(Stored items)
------

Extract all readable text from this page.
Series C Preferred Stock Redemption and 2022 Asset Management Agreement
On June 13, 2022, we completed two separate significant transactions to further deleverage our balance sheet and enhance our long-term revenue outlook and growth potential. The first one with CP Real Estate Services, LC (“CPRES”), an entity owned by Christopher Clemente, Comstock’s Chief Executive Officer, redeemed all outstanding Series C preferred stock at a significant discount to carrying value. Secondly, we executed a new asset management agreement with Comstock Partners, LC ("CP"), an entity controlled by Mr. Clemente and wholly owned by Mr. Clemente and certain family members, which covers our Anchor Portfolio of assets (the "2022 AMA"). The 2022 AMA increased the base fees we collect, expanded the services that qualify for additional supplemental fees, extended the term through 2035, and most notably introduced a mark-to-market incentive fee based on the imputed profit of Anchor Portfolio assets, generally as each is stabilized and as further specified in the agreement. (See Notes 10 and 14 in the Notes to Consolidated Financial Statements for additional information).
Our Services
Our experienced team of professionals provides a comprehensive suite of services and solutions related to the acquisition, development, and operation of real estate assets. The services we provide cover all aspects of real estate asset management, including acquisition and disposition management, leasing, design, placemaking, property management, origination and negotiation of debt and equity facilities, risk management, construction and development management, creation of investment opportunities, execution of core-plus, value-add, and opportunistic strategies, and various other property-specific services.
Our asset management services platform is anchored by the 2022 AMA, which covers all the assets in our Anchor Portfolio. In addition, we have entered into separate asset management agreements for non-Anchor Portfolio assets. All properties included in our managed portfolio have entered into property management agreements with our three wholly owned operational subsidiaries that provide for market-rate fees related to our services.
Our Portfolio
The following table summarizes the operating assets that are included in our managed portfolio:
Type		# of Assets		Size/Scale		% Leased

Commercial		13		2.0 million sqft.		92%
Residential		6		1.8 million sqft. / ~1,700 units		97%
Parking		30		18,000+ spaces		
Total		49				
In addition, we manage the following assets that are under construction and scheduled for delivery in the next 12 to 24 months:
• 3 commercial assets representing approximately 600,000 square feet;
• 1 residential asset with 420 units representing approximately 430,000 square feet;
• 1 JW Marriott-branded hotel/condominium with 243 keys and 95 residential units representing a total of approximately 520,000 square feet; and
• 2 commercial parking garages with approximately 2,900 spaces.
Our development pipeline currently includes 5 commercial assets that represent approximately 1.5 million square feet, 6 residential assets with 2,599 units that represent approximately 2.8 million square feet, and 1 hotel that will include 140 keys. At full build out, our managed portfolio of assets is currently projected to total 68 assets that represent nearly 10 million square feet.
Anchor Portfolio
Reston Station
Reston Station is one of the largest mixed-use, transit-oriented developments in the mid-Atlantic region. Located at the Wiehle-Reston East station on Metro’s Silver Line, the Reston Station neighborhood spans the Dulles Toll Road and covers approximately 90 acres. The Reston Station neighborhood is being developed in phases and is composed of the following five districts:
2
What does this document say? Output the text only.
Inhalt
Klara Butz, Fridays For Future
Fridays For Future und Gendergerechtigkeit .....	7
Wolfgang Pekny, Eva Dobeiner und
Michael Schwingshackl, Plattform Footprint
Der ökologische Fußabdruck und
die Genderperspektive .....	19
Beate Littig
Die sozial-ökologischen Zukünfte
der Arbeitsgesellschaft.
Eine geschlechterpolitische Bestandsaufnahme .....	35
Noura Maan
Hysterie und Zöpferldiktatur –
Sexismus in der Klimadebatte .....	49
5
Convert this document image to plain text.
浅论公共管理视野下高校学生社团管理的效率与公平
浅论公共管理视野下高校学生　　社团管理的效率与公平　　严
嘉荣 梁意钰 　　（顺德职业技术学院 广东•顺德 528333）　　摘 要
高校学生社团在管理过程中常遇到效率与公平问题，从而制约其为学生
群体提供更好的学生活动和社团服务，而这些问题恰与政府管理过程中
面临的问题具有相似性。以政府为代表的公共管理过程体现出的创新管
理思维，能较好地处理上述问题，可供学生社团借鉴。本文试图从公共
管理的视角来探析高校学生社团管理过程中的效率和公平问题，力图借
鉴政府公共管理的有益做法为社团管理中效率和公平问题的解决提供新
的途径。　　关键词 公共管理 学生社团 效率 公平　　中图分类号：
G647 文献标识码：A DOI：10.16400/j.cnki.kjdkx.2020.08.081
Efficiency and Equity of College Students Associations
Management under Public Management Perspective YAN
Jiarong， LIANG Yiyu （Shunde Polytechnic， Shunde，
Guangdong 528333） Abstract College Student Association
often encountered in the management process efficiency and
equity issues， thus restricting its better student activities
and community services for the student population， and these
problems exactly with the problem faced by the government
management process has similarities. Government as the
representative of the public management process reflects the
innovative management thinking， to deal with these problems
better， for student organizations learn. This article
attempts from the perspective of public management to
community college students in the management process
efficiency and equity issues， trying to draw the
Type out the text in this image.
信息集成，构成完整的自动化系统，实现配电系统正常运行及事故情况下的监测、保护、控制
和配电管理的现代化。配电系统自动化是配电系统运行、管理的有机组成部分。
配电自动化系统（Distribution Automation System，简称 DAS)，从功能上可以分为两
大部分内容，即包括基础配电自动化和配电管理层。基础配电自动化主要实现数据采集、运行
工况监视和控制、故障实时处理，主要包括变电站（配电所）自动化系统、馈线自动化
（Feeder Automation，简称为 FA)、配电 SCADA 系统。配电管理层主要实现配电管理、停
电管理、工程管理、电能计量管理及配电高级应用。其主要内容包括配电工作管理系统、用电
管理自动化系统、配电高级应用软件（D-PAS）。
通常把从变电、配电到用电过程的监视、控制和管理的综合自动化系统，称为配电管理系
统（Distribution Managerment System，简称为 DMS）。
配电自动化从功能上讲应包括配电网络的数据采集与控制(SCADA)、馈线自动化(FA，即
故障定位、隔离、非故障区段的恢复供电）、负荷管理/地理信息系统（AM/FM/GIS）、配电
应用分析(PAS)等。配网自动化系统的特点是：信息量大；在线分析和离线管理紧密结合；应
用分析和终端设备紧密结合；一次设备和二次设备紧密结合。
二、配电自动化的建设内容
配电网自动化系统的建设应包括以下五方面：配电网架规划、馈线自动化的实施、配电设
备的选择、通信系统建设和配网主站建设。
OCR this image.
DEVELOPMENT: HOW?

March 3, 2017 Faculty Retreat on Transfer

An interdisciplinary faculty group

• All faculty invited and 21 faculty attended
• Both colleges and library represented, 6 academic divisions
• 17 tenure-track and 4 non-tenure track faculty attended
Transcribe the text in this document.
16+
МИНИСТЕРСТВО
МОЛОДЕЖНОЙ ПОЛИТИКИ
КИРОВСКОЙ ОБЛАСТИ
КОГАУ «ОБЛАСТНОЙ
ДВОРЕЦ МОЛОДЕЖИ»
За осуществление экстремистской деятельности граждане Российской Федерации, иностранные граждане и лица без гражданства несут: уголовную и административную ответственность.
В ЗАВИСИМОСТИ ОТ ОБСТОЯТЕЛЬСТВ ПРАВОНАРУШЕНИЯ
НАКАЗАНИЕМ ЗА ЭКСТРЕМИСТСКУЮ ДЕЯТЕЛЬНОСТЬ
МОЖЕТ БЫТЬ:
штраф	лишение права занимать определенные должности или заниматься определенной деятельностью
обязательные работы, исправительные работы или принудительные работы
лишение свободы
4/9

------

Aim of the exercise => Faithfully copy every entry, leaving nothing out.

Solved problem =>
Extract all readable text from this page.
Series C Preferred Stock Redemption and 2022 Asset Management Agreement
On June 13, 2022, we completed two separate significant transactions to further deleverage our balance sheet and enhance our long-term revenue outlook and growth potential. The first one with CP Real Estate Services, LC (“CPRES”), an entity owned by Christopher Clemente, Comstock’s Chief Executive Officer, redeemed all outstanding Series C preferred stock at a significant discount to carrying value. Secondly, we executed a new asset management agreement with Comstock Partners, LC ("CP"), an entity controlled by Mr. Clemente and wholly owned by Mr. Clemente and certain family members, which covers our Anchor Portfolio of assets (the "2022 AMA"). The 2022 AMA increased the base fees we collect, expanded the services that qualify for additional supplemental fees, extended the term through 2035, and most notably introduced a mark-to-market incentive fee based on the imputed profit of Anchor Portfolio assets, generally as each is stabilized and as further specified in the agreement. (See Notes 10 and 14 in the Notes to Consolidated Financial Statements for additional information).
Our Services
Our experienced team of professionals provides a comprehensive suite of services and solutions related to the acquisition, development, and operation of real estate assets. The services we provide cover all aspects of real estate asset management, including acquisition and disposition management, leasing, design, placemaking, property management, origination and negotiation of debt and equity facilities, risk management, construction and development management, creation of investment opportunities, execution of core-plus, value-add, and opportunistic strategies, and various other property-specific services.
Our asset management services platform is anchored by the 2022 AMA, which covers all the assets in our Anchor Portfolio. In addition, we have entered into separate asset management agreements for non-Anchor Portfolio assets. All properties included in our managed portfolio have entered into property management agreements with our three wholly owned operational subsidiaries that provide for market-rate fees related to our services.
Our Portfolio
The following table summarizes the operating assets that are included in our managed portfolio:
Type		# of Assets		Size/Scale		% Leased

Commercial		13		2.0 million sqft.		92%
Residential		6		1.8 million sqft. / ~1,700 units		97%
Parking		30		18,000+ spaces		
Total		49				
In addition, we manage the following assets that are under construction and scheduled for delivery in the next 12 to 24 months:
• 3 commercial assets representing approximately 600,000 square feet;
• 1 residential asset with 420 units representing approximately 430,000 square feet;
• 1 JW Marriott-branded hotel/condominium with 243 keys and 95 residential units representing a total of approximately 520,000 square feet; and
• 2 commercial parking garages with approximately 2,900 spaces.
Our development pipeline currently includes 5 commercial assets that represent approximately 1.5 million square feet, 6 residential assets with 2,599 units that represent approximately 2.8 million square feet, and 1 hotel that will include 140 keys. At full build out, our managed portfolio of assets is currently projected to total 68 assets that represent nearly 10 million square feet.
Anchor Portfolio
Reston Station
Reston Station is one of the largest mixed-use, transit-oriented developments in the mid-Atlantic region. Located at the Wiehle-Reston East station on Metro’s Silver Line, the Reston Station neighborhood spans the Dulles Toll Road and covers approximately 90 acres. The Reston Station neighborhood is being developed in phases and is composed of the following five districts:
2
What does this document say? Output the text only.
Inhalt
Klara Butz, Fridays For Future
Fridays For Future und Gendergerechtigkeit .....	7
Wolfgang Pekny, Eva Dobeiner und
Michael Schwingshackl, Plattform Footprint
Der ökologische Fußabdruck und
die Genderperspektive .....	19
Beate Littig
Die sozial-ökologischen Zukünfte
der Arbeitsgesellschaft.
Eine geschlechterpolitische Bestandsaufnahme .....	35
Noura Maan
Hysterie und Zöpferldiktatur –
Sexismus in der Klimadebatte .....	49
5
Convert this document image to plain text.
浅论公共管理视野下高校学生社团管理的效率与公平
浅论公共管理视野下高校学生　　社团管理的效率与公平　　严
嘉荣 梁意钰 　　（顺德职业技术学院 广东•顺德 528333）　　摘 要
高校学生社团在管理过程中常遇到效率与公平问题，从而制约其为学生
群体提供更好的学生活动和社团服务，而这些问题恰与政府管理过程中
面临的问题具有相似性。以政府为代表的公共管理过程体现出的创新管
理思维，能较好地处理上述问题，可供学生社团借鉴。本文试图从公共
管理的视角来探析高校学生社团管理过程中的效率和公平问题，力图借
鉴政府公共管理的有益做法为社团管理中效率和公平问题的解决提供新
的途径。　　关键词 公共管理 学生社团 效率 公平　　中图分类号：
G647 文献标识码：A DOI：10.16400/j.cnki.kjdkx.2020.08.081
Efficiency and Equity of College Students Associations
Management under Public Management Perspective YAN
Jiarong， LIANG Yiyu （Shunde Polytechnic， Shunde，
Guangdong 528333） Abstract College Student Association
often encountered in the management process efficiency and
equity issues， thus restricting its better student activities
and community services for the student population， and these
problems exactly with the problem faced by the government
management process has similarities. Government as the
representative of the public management process reflects the
innovative management thinking， to deal with these problems
better， for student organizations learn. This article
attempts from the perspective of public management to
community college students in the management process
efficiency and equity issues， trying to draw the
Type out the text in this image.
信息集成，构成完整的自动化系统，实现配电系统正常运行及事故情况下的监测、保护、控制
和配电管理的现代化。配电系统自动化是配电系统运行、管理的有机组成部分。
配电自动化系统（Distribution Automation System，简称 DAS)，从功能上可以分为两
大部分内容，即包括基础配电自动化和配电管理层。基础配电自动化主要实现数据采集、运行
工况监视和控制、故障实时处理，主要包括变电站（配电所）自动化系统、馈线自动化
（Feeder Automation，简称为 FA)、配电 SCADA 系统。配电管理层主要实现配电管理、停
电管理、工程管理、电能计量管理及配电高级应用。其主要内容包括配电工作管理系统、用电
管理自动化系统、配电高级应用软件（D-PAS）。
通常把从变电、配电到用电过程的监视、控制和管理的综合自动化系统，称为配电管理系
统（Distribution Managerment System，简称为 DMS）。
配电自动化从功能上讲应包括配电网络的数据采集与控制(SCADA)、馈线自动化(FA，即
故障定位、隔离、非故障区段的恢复供电）、负荷管理/地理信息系统（AM/FM/GIS）、配电
应用分析(PAS)等。配网自动化系统的特点是：信息量大；在线分析和离线管理紧密结合；应
用分析和终端设备紧密结合；一次设备和二次设备紧密结合。
二、配电自动化的建设内容
配电网自动化系统的建设应包括以下五方面：配电网架规划、馈线自动化的实施、配电设
备的选择、通信系统建设和配网主站建设。
OCR this image.
DEVELOPMENT: HOW?

March 3, 2017 Faculty Retreat on Transfer

An interdisciplinary faculty group

• All faculty invited and 21 faculty attended
• Both colleges and library represented, 6 academic divisions
• 17 tenure-track and 4 non-tenure track faculty attended
Transcribe the text in this document.
16+
МИНИСТЕРСТВО
МОЛОДЕЖНОЙ ПОЛИТИКИ
КИРОВСКОЙ ОБЛАСТИ
КОГАУ «ОБЛАСТНОЙ
ДВОРЕЦ МОЛОДЕЖИ»
За осуществление экстремистской деятельности граждане Российской Федерации, иностранные граждане и лица без гражданства несут: уголовную и административную ответственность.
В ЗАВИСИМОСТИ ОТ ОБСТОЯТЕЛЬСТВ ПРАВОНАРУШЕНИЯ
НАКАЗАНИЕМ ЗА ЭКСТРЕМИСТСКУЮ ДЕЯТЕЛЬНОСТЬ
МОЖЕТ БЫТЬ:
штраф	лишение права занимать определенные должности или заниматься определенной деятельностью
обязательные работы, исправительные работы или принудительные работы
лишение свободы
4/9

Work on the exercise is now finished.